- **Data shown**:
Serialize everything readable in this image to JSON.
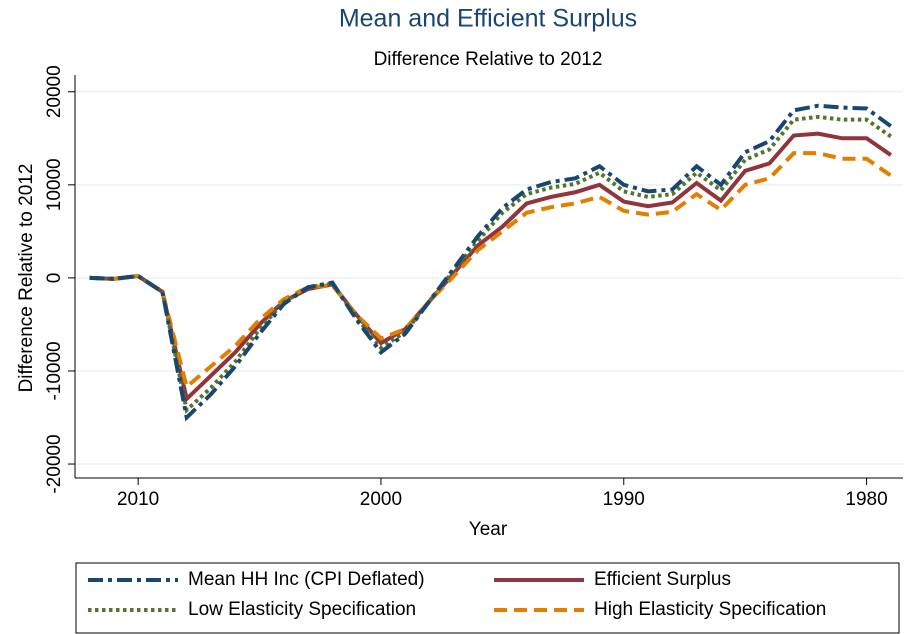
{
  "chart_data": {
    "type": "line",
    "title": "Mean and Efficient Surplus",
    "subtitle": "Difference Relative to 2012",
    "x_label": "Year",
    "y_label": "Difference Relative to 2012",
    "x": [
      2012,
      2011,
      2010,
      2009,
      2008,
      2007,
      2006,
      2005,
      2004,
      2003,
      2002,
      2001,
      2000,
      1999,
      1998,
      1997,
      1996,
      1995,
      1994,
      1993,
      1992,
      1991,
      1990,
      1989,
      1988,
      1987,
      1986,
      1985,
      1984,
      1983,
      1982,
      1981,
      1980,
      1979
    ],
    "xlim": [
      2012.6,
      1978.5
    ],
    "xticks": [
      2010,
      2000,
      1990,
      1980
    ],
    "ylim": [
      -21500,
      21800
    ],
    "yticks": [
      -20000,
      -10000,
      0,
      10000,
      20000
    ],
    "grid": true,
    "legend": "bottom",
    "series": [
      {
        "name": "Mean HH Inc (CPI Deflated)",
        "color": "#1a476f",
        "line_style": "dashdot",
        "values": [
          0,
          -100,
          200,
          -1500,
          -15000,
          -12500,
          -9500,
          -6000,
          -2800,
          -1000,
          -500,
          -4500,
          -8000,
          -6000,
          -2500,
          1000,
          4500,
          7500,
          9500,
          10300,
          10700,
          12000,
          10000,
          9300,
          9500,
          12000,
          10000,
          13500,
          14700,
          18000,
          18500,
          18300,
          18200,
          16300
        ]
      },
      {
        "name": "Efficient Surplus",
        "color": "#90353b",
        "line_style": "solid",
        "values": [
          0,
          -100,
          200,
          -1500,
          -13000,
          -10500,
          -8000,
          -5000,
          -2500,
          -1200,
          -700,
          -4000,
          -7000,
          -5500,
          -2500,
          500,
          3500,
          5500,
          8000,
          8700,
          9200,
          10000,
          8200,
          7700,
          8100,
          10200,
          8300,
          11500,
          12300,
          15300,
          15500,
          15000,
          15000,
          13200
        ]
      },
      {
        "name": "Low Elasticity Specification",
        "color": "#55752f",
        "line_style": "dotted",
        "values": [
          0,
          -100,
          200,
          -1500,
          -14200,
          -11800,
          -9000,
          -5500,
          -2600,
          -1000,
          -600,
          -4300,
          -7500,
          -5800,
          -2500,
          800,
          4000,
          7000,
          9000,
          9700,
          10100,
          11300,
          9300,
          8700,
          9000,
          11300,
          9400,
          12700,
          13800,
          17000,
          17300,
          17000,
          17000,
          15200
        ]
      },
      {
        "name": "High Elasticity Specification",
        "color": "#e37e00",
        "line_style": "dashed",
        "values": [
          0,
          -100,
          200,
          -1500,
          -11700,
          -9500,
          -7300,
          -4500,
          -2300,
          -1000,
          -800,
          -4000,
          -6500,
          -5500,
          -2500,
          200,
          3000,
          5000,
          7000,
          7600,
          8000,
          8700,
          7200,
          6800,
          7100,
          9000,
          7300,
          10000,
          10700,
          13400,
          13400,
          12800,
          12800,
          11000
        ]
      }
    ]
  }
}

- **Problem statement**: Scan the lines above for "Elasticity", then copy every one that has it.

- **Exercise answer**:
        "name": "Low Elasticity Specification",
        "name": "High Elasticity Specification",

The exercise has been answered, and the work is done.